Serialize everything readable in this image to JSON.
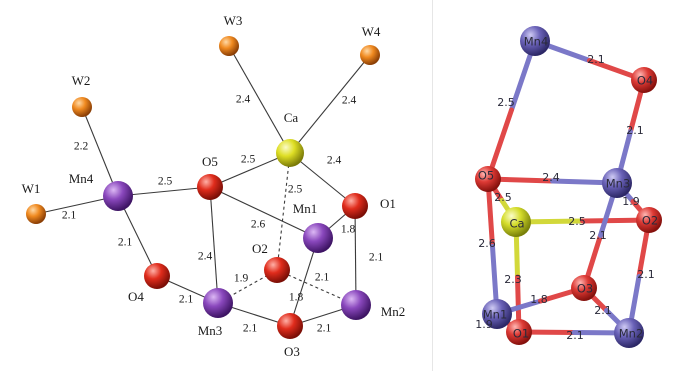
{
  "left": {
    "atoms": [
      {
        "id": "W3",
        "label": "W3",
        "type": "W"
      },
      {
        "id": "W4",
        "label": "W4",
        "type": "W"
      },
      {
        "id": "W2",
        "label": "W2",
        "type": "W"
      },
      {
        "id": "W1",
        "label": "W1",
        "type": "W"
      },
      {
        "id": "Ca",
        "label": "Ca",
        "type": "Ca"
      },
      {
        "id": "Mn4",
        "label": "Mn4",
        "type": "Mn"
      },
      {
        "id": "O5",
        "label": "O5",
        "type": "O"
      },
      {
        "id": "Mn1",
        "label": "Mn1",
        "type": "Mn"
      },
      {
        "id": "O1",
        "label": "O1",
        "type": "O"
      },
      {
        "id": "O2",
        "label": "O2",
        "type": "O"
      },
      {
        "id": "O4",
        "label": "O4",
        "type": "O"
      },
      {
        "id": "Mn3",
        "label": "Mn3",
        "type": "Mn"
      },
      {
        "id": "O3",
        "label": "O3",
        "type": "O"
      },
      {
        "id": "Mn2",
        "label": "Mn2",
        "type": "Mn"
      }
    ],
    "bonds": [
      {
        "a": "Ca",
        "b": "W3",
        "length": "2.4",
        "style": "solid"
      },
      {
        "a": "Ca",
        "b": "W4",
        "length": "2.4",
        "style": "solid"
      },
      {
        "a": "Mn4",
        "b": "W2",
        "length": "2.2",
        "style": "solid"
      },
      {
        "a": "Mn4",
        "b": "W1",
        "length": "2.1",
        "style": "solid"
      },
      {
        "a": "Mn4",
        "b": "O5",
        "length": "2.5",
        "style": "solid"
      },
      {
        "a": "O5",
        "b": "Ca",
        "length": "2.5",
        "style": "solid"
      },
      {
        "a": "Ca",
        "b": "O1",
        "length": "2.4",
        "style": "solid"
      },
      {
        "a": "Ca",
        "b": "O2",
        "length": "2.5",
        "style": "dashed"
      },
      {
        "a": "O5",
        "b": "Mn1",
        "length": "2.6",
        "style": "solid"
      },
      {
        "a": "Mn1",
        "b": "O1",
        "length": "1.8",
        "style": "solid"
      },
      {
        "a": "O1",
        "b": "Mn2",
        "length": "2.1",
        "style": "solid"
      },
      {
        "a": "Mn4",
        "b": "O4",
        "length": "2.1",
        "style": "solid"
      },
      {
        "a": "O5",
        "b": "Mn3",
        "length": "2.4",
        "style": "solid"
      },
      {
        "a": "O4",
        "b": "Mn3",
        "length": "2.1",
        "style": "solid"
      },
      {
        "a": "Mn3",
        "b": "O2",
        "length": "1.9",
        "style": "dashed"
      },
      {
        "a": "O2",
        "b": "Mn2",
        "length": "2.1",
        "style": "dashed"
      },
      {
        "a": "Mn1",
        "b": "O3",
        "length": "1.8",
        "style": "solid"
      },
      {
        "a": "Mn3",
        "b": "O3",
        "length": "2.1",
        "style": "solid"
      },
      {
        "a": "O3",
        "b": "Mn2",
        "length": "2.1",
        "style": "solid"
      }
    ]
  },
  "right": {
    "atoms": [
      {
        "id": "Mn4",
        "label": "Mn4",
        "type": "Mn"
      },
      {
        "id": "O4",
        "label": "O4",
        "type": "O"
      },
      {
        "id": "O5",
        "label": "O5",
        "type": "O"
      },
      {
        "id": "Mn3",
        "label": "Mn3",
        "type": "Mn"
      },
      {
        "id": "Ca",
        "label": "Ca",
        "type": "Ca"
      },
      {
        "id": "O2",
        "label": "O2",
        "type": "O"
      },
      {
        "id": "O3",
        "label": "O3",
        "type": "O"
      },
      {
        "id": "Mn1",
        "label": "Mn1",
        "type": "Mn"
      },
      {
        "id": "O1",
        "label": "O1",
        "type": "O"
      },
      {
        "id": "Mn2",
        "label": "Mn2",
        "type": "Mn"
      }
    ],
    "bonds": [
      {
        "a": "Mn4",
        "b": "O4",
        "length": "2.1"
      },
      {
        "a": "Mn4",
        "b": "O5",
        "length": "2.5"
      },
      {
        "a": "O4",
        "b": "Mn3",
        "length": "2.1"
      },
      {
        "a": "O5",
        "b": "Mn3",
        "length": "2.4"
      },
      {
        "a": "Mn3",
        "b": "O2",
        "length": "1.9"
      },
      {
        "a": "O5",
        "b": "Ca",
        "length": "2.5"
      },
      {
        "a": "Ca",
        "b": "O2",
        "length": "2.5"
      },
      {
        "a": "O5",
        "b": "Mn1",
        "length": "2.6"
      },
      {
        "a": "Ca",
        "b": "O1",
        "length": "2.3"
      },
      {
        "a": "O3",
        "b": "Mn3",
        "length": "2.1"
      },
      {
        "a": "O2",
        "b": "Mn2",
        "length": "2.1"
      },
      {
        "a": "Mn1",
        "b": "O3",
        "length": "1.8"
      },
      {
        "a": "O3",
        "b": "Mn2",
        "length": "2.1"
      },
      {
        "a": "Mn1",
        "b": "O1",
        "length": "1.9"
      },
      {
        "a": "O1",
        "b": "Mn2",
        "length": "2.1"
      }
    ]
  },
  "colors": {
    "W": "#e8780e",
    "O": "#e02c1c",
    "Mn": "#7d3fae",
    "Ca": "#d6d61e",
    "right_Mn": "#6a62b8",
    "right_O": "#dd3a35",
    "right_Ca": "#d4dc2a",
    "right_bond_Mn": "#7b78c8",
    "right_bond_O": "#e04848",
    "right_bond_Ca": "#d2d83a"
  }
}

# # # #

In your copy of the listing above, reproduce each line exactly and omit all pictures.

Problem solution
Serialize everything readable in this image to JSON.
{
  "left": {
    "atoms": [
      {
        "id": "W3",
        "label": "W3",
        "type": "W"
      },
      {
        "id": "W4",
        "label": "W4",
        "type": "W"
      },
      {
        "id": "W2",
        "label": "W2",
        "type": "W"
      },
      {
        "id": "W1",
        "label": "W1",
        "type": "W"
      },
      {
        "id": "Ca",
        "label": "Ca",
        "type": "Ca"
      },
      {
        "id": "Mn4",
        "label": "Mn4",
        "type": "Mn"
      },
      {
        "id": "O5",
        "label": "O5",
        "type": "O"
      },
      {
        "id": "Mn1",
        "label": "Mn1",
        "type": "Mn"
      },
      {
        "id": "O1",
        "label": "O1",
        "type": "O"
      },
      {
        "id": "O2",
        "label": "O2",
        "type": "O"
      },
      {
        "id": "O4",
        "label": "O4",
        "type": "O"
      },
      {
        "id": "Mn3",
        "label": "Mn3",
        "type": "Mn"
      },
      {
        "id": "O3",
        "label": "O3",
        "type": "O"
      },
      {
        "id": "Mn2",
        "label": "Mn2",
        "type": "Mn"
      }
    ],
    "bonds": [
      {
        "a": "Ca",
        "b": "W3",
        "length": "2.4",
        "style": "solid"
      },
      {
        "a": "Ca",
        "b": "W4",
        "length": "2.4",
        "style": "solid"
      },
      {
        "a": "Mn4",
        "b": "W2",
        "length": "2.2",
        "style": "solid"
      },
      {
        "a": "Mn4",
        "b": "W1",
        "length": "2.1",
        "style": "solid"
      },
      {
        "a": "Mn4",
        "b": "O5",
        "length": "2.5",
        "style": "solid"
      },
      {
        "a": "O5",
        "b": "Ca",
        "length": "2.5",
        "style": "solid"
      },
      {
        "a": "Ca",
        "b": "O1",
        "length": "2.4",
        "style": "solid"
      },
      {
        "a": "Ca",
        "b": "O2",
        "length": "2.5",
        "style": "dashed"
      },
      {
        "a": "O5",
        "b": "Mn1",
        "length": "2.6",
        "style": "solid"
      },
      {
        "a": "Mn1",
        "b": "O1",
        "length": "1.8",
        "style": "solid"
      },
      {
        "a": "O1",
        "b": "Mn2",
        "length": "2.1",
        "style": "solid"
      },
      {
        "a": "Mn4",
        "b": "O4",
        "length": "2.1",
        "style": "solid"
      },
      {
        "a": "O5",
        "b": "Mn3",
        "length": "2.4",
        "style": "solid"
      },
      {
        "a": "O4",
        "b": "Mn3",
        "length": "2.1",
        "style": "solid"
      },
      {
        "a": "Mn3",
        "b": "O2",
        "length": "1.9",
        "style": "dashed"
      },
      {
        "a": "O2",
        "b": "Mn2",
        "length": "2.1",
        "style": "dashed"
      },
      {
        "a": "Mn1",
        "b": "O3",
        "length": "1.8",
        "style": "solid"
      },
      {
        "a": "Mn3",
        "b": "O3",
        "length": "2.1",
        "style": "solid"
      },
      {
        "a": "O3",
        "b": "Mn2",
        "length": "2.1",
        "style": "solid"
      }
    ]
  },
  "right": {
    "atoms": [
      {
        "id": "Mn4",
        "label": "Mn4",
        "type": "Mn"
      },
      {
        "id": "O4",
        "label": "O4",
        "type": "O"
      },
      {
        "id": "O5",
        "label": "O5",
        "type": "O"
      },
      {
        "id": "Mn3",
        "label": "Mn3",
        "type": "Mn"
      },
      {
        "id": "Ca",
        "label": "Ca",
        "type": "Ca"
      },
      {
        "id": "O2",
        "label": "O2",
        "type": "O"
      },
      {
        "id": "O3",
        "label": "O3",
        "type": "O"
      },
      {
        "id": "Mn1",
        "label": "Mn1",
        "type": "Mn"
      },
      {
        "id": "O1",
        "label": "O1",
        "type": "O"
      },
      {
        "id": "Mn2",
        "label": "Mn2",
        "type": "Mn"
      }
    ],
    "bonds": [
      {
        "a": "Mn4",
        "b": "O4",
        "length": "2.1"
      },
      {
        "a": "Mn4",
        "b": "O5",
        "length": "2.5"
      },
      {
        "a": "O4",
        "b": "Mn3",
        "length": "2.1"
      },
      {
        "a": "O5",
        "b": "Mn3",
        "length": "2.4"
      },
      {
        "a": "Mn3",
        "b": "O2",
        "length": "1.9"
      },
      {
        "a": "O5",
        "b": "Ca",
        "length": "2.5"
      },
      {
        "a": "Ca",
        "b": "O2",
        "length": "2.5"
      },
      {
        "a": "O5",
        "b": "Mn1",
        "length": "2.6"
      },
      {
        "a": "Ca",
        "b": "O1",
        "length": "2.3"
      },
      {
        "a": "O3",
        "b": "Mn3",
        "length": "2.1"
      },
      {
        "a": "O2",
        "b": "Mn2",
        "length": "2.1"
      },
      {
        "a": "Mn1",
        "b": "O3",
        "length": "1.8"
      },
      {
        "a": "O3",
        "b": "Mn2",
        "length": "2.1"
      },
      {
        "a": "Mn1",
        "b": "O1",
        "length": "1.9"
      },
      {
        "a": "O1",
        "b": "Mn2",
        "length": "2.1"
      }
    ]
  },
  "colors": {
    "W": "#e8780e",
    "O": "#e02c1c",
    "Mn": "#7d3fae",
    "Ca": "#d6d61e",
    "right_Mn": "#6a62b8",
    "right_O": "#dd3a35",
    "right_Ca": "#d4dc2a",
    "right_bond_Mn": "#7b78c8",
    "right_bond_O": "#e04848",
    "right_bond_Ca": "#d2d83a"
  }
}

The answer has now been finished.